Lesetext >>

········

Bad Boy mit zartem Weltschmerz

Als Pubertierender wollte er Rockstar werden. Auch jetzt, 25 Jahre später, markiert er nicht gerade den Braven, jedenfalls nicht auf der Bühne, wo er mit Don Giovanni, Eugen Onegin, König Roger und (Donizettis) Enrico den Verführer par excellence gibt. Christoph Braun traf den ersten Bariton der New Yorker MET, den Polen Mariusz Kwiecień, bei Opernproben in München.

Schwarzer Henriquatre-Bart, dichtes Brusthaar, markanter Blick, fein gezeichnete Lippen, schwarze Lederjacke und enge Blue-Jeans: Mariusz Kwiecień pflegt durchaus – mit etwas Ironie – sein Bad-Boy-Image. Jedenfalls tritt der bald 40-Jährige einem zwischen den Proben zu Verdis »Don Carlos« in der Münchner Staatsoper so leger und sympathisch-einnehmend wie selbstbewusst entgegen.

········

Inhalt der Daten >>
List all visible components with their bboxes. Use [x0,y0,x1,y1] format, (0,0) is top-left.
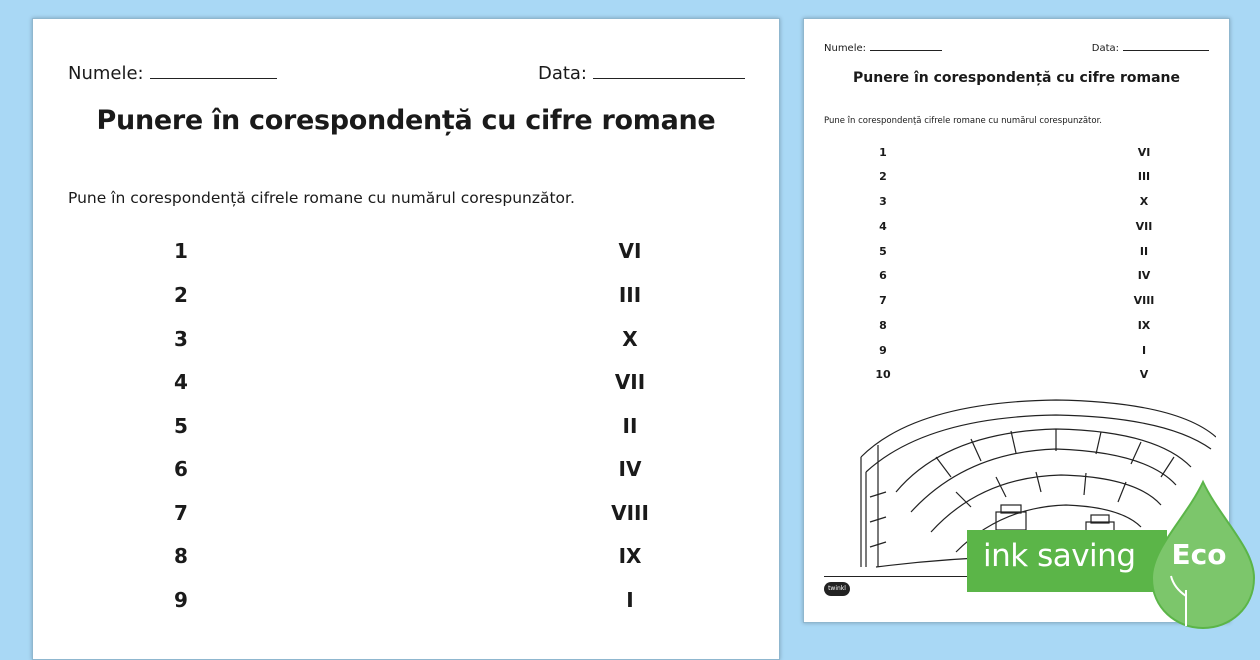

········

Aktualisiere im Text über Mariusz Kwiecień den Abschnitt beginnend bei „Als Pubertierender wollte“ und endend bei „Opernproben in München.“: Gib ihn wieder und ersetze dabei „Rockstar“ durch „Popstar“.

Lösung >>
Als Pubertierender wollte er Popstar werden. Auch jetzt, 25 Jahre später, markiert er nicht gerade den Braven, jedenfalls nicht auf der Bühne, wo er mit Don Giovanni, Eugen Onegin, König Roger und (Donizettis) Enrico den Verführer par excellence gibt. Christoph Braun traf den ersten Bariton der New Yorker MET, den Polen Mariusz Kwiecień, bei Opernproben in München.